____ Data supplied
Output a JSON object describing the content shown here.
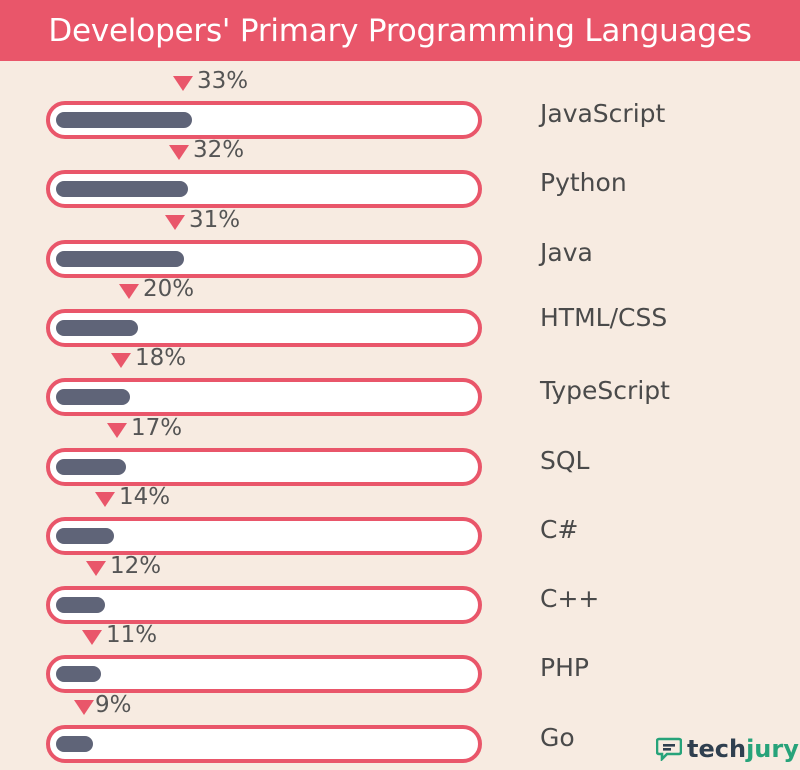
{
  "chart_data": {
    "type": "bar",
    "title": "Developers' Primary Programming Languages",
    "categories": [
      "JavaScript",
      "Python",
      "Java",
      "HTML/CSS",
      "TypeScript",
      "SQL",
      "C#",
      "C++",
      "PHP",
      "Go"
    ],
    "values": [
      33,
      32,
      31,
      20,
      18,
      17,
      14,
      12,
      11,
      9
    ],
    "value_labels": [
      "33%",
      "32%",
      "31%",
      "20%",
      "18%",
      "17%",
      "14%",
      "12%",
      "11%",
      "9%"
    ],
    "orientation": "horizontal",
    "xlim": [
      0,
      100
    ],
    "grid": false,
    "legend": "none",
    "colors": {
      "header": "#e9566a",
      "track_border": "#e9566a",
      "fill": "#5f6478",
      "marker": "#e9566a",
      "background": "#f7ebe1"
    }
  },
  "logo": {
    "text_a": "tech",
    "text_b": "jury",
    "icon": "chat-bubble-icon"
  }
}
________
## Required task
Print each entry shown above with exact wording and no pictures.

## Written response
Output a JSON object describing the content shown here.
{
  "chart_data": {
    "type": "bar",
    "title": "Developers' Primary Programming Languages",
    "categories": [
      "JavaScript",
      "Python",
      "Java",
      "HTML/CSS",
      "TypeScript",
      "SQL",
      "C#",
      "C++",
      "PHP",
      "Go"
    ],
    "values": [
      33,
      32,
      31,
      20,
      18,
      17,
      14,
      12,
      11,
      9
    ],
    "value_labels": [
      "33%",
      "32%",
      "31%",
      "20%",
      "18%",
      "17%",
      "14%",
      "12%",
      "11%",
      "9%"
    ],
    "orientation": "horizontal",
    "xlim": [
      0,
      100
    ],
    "grid": false,
    "legend": "none",
    "colors": {
      "header": "#e9566a",
      "track_border": "#e9566a",
      "fill": "#5f6478",
      "marker": "#e9566a",
      "background": "#f7ebe1"
    }
  },
  "logo": {
    "text_a": "tech",
    "text_b": "jury",
    "icon": "chat-bubble-icon"
  }
}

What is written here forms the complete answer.